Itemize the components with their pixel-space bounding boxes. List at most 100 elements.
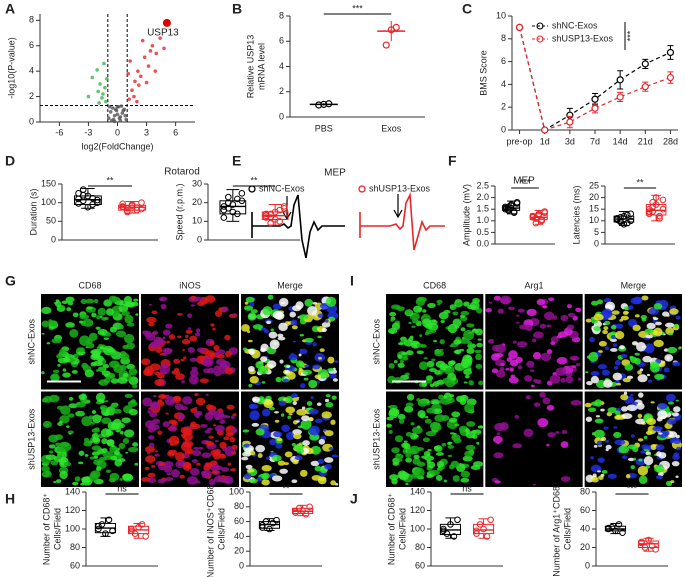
micrograph-blob [386, 423, 392, 428]
y-tick-label: 0 [29, 116, 34, 126]
micrograph-blob [295, 360, 305, 368]
micrograph-blob [410, 422, 415, 426]
micrograph-blob [434, 414, 446, 422]
micrograph-blob [311, 474, 322, 481]
micrograph-blob [103, 337, 109, 340]
micrograph-blob [436, 299, 443, 304]
micrograph-blob [427, 449, 432, 452]
micrograph-blob [637, 374, 648, 383]
micrograph-blob [245, 296, 255, 303]
micrograph-blob [417, 399, 428, 407]
micrograph-blob [328, 446, 334, 451]
micrograph-blob [412, 458, 421, 465]
micrograph-blob [312, 301, 318, 305]
point [624, 211, 631, 219]
point [142, 533, 149, 540]
y-tick-label: 60 [415, 560, 425, 570]
micrograph-blob [602, 329, 608, 335]
micrograph-blob [657, 410, 668, 420]
micrograph-blob [182, 462, 192, 471]
micrograph-blob [425, 430, 437, 437]
micrograph-blob [641, 295, 649, 301]
panel-letter: E [232, 153, 241, 169]
micrograph-blob [93, 456, 98, 459]
micrograph-blob [620, 353, 628, 359]
micrograph-blob [653, 303, 663, 310]
micrograph-blob [591, 477, 599, 483]
micrograph-blob [405, 457, 413, 463]
micrograph-blob [613, 431, 622, 439]
micrograph-blob [302, 440, 310, 446]
micrograph-blob [147, 472, 156, 478]
micrograph-blob [449, 394, 455, 398]
micrograph-blob [75, 401, 86, 408]
micrograph-blob [575, 362, 581, 367]
micrograph-blob [495, 344, 507, 354]
micrograph-blob [243, 473, 252, 480]
micrograph-blob [209, 352, 216, 358]
micrograph-blob [312, 342, 317, 347]
micrograph-blob [445, 367, 453, 373]
micrograph-blob [561, 429, 568, 435]
point [617, 214, 624, 221]
micrograph-blob [310, 396, 314, 400]
micrograph-blob [209, 340, 215, 346]
micrograph-blob [298, 353, 302, 357]
micrograph-blob [325, 296, 337, 307]
micrograph-blob [567, 312, 575, 318]
micrograph-blob [590, 375, 599, 384]
point [306, 503, 313, 511]
micrograph-blob [496, 442, 500, 445]
row-label: shUSP13-Exos [26, 408, 36, 470]
micrograph-blob [637, 392, 644, 398]
micrograph-blob [157, 478, 166, 484]
micrograph-blob [460, 310, 470, 316]
micrograph-blob [539, 391, 546, 398]
micrograph-blob [399, 458, 403, 462]
micrograph-blob [464, 374, 470, 379]
micrograph-blob [144, 466, 150, 470]
micrograph-blob [212, 327, 216, 331]
micrograph-blob [464, 403, 475, 413]
micrograph-blob [635, 418, 646, 425]
micrograph-blob [246, 468, 254, 473]
micrograph-blob [166, 472, 172, 476]
micrograph-blob [46, 342, 51, 345]
micrograph-blob [232, 313, 238, 317]
micrograph-blob [260, 343, 269, 352]
micrograph-blob [268, 331, 278, 339]
micrograph-blob [307, 306, 318, 316]
micrograph-blob [606, 411, 613, 417]
micrograph-blob [52, 369, 60, 374]
micrograph-blob [124, 393, 133, 398]
micrograph-blob [405, 431, 413, 437]
micrograph-blob [291, 397, 299, 402]
micrograph-blob [126, 342, 135, 350]
micrograph-blob [224, 334, 231, 341]
micrograph-blob [593, 444, 598, 448]
micrograph-blob [89, 456, 95, 460]
micrograph-blob [218, 307, 223, 312]
micrograph-blob [459, 338, 470, 344]
micrograph-blob [640, 315, 648, 320]
y-tick-label: 40 [234, 531, 244, 541]
point [645, 208, 653, 215]
point [79, 186, 87, 193]
micrograph-blob [186, 476, 198, 485]
y-axis-label: Duration (s) [28, 188, 38, 235]
micrograph-blob [216, 354, 225, 359]
chart-title: MEP [513, 176, 535, 187]
micrograph-blob [107, 421, 118, 431]
micrograph-blob [647, 379, 653, 383]
point [158, 36, 162, 40]
micrograph-blob [645, 334, 653, 339]
point [292, 507, 299, 515]
y-tick-label: 4 [29, 66, 34, 76]
micrograph-blob [607, 473, 617, 479]
micrograph-blob [456, 395, 465, 403]
micrograph-blob [423, 357, 428, 360]
y-tick-label: 0 [197, 234, 202, 244]
micrograph-blob [257, 366, 269, 375]
micrograph-blob [499, 367, 505, 372]
micrograph-blob [588, 351, 599, 362]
_ _ _ _ _ _ _
Return each line of the items above word for word, but leave out the pictures.

## WRITTEN RESPONSE:
Itemize the components with their pixel-space bounding boxes. List at most 100 elements.
micrograph-blob [386, 423, 392, 428]
y-tick-label: 0 [29, 116, 34, 126]
micrograph-blob [295, 360, 305, 368]
micrograph-blob [410, 422, 415, 426]
micrograph-blob [434, 414, 446, 422]
micrograph-blob [311, 474, 322, 481]
micrograph-blob [103, 337, 109, 340]
micrograph-blob [436, 299, 443, 304]
micrograph-blob [427, 449, 432, 452]
micrograph-blob [637, 374, 648, 383]
micrograph-blob [245, 296, 255, 303]
micrograph-blob [417, 399, 428, 407]
micrograph-blob [328, 446, 334, 451]
micrograph-blob [412, 458, 421, 465]
micrograph-blob [312, 301, 318, 305]
point [624, 211, 631, 219]
point [142, 533, 149, 540]
y-tick-label: 60 [415, 560, 425, 570]
micrograph-blob [602, 329, 608, 335]
micrograph-blob [657, 410, 668, 420]
micrograph-blob [182, 462, 192, 471]
micrograph-blob [425, 430, 437, 437]
micrograph-blob [641, 295, 649, 301]
panel-letter: E [232, 153, 241, 169]
micrograph-blob [93, 456, 98, 459]
micrograph-blob [620, 353, 628, 359]
micrograph-blob [653, 303, 663, 310]
micrograph-blob [591, 477, 599, 483]
micrograph-blob [405, 457, 413, 463]
micrograph-blob [613, 431, 622, 439]
micrograph-blob [302, 440, 310, 446]
micrograph-blob [147, 472, 156, 478]
micrograph-blob [449, 394, 455, 398]
micrograph-blob [75, 401, 86, 408]
micrograph-blob [575, 362, 581, 367]
micrograph-blob [495, 344, 507, 354]
micrograph-blob [243, 473, 252, 480]
micrograph-blob [209, 352, 216, 358]
micrograph-blob [312, 342, 317, 347]
micrograph-blob [445, 367, 453, 373]
micrograph-blob [561, 429, 568, 435]
point [617, 214, 624, 221]
micrograph-blob [310, 396, 314, 400]
micrograph-blob [209, 340, 215, 346]
micrograph-blob [298, 353, 302, 357]
micrograph-blob [325, 296, 337, 307]
micrograph-blob [567, 312, 575, 318]
micrograph-blob [590, 375, 599, 384]
point [306, 503, 313, 511]
micrograph-blob [496, 442, 500, 445]
row-label: shUSP13-Exos [26, 408, 36, 470]
micrograph-blob [637, 392, 644, 398]
micrograph-blob [157, 478, 166, 484]
micrograph-blob [460, 310, 470, 316]
micrograph-blob [539, 391, 546, 398]
micrograph-blob [399, 458, 403, 462]
micrograph-blob [464, 374, 470, 379]
micrograph-blob [144, 466, 150, 470]
micrograph-blob [212, 327, 216, 331]
micrograph-blob [464, 403, 475, 413]
micrograph-blob [635, 418, 646, 425]
micrograph-blob [246, 468, 254, 473]
micrograph-blob [166, 472, 172, 476]
micrograph-blob [46, 342, 51, 345]
micrograph-blob [232, 313, 238, 317]
micrograph-blob [260, 343, 269, 352]
micrograph-blob [268, 331, 278, 339]
micrograph-blob [307, 306, 318, 316]
micrograph-blob [606, 411, 613, 417]
micrograph-blob [52, 369, 60, 374]
micrograph-blob [124, 393, 133, 398]
micrograph-blob [405, 431, 413, 437]
micrograph-blob [291, 397, 299, 402]
micrograph-blob [126, 342, 135, 350]
micrograph-blob [224, 334, 231, 341]
micrograph-blob [593, 444, 598, 448]
micrograph-blob [89, 456, 95, 460]
micrograph-blob [218, 307, 223, 312]
micrograph-blob [459, 338, 470, 344]
micrograph-blob [640, 315, 648, 320]
y-tick-label: 40 [234, 531, 244, 541]
point [645, 208, 653, 215]
point [79, 186, 87, 193]
micrograph-blob [186, 476, 198, 485]
y-axis-label: Duration (s) [28, 188, 38, 235]
micrograph-blob [216, 354, 225, 359]
chart-title: MEP [513, 176, 535, 187]
micrograph-blob [107, 421, 118, 431]
micrograph-blob [647, 379, 653, 383]
point [158, 36, 162, 40]
micrograph-blob [645, 334, 653, 339]
point [292, 507, 299, 515]
y-tick-label: 4 [29, 66, 34, 76]
micrograph-blob [607, 473, 617, 479]
micrograph-blob [456, 395, 465, 403]
micrograph-blob [423, 357, 428, 360]
y-tick-label: 0 [197, 234, 202, 244]
micrograph-blob [257, 366, 269, 375]
micrograph-blob [499, 367, 505, 372]
micrograph-blob [588, 351, 599, 362]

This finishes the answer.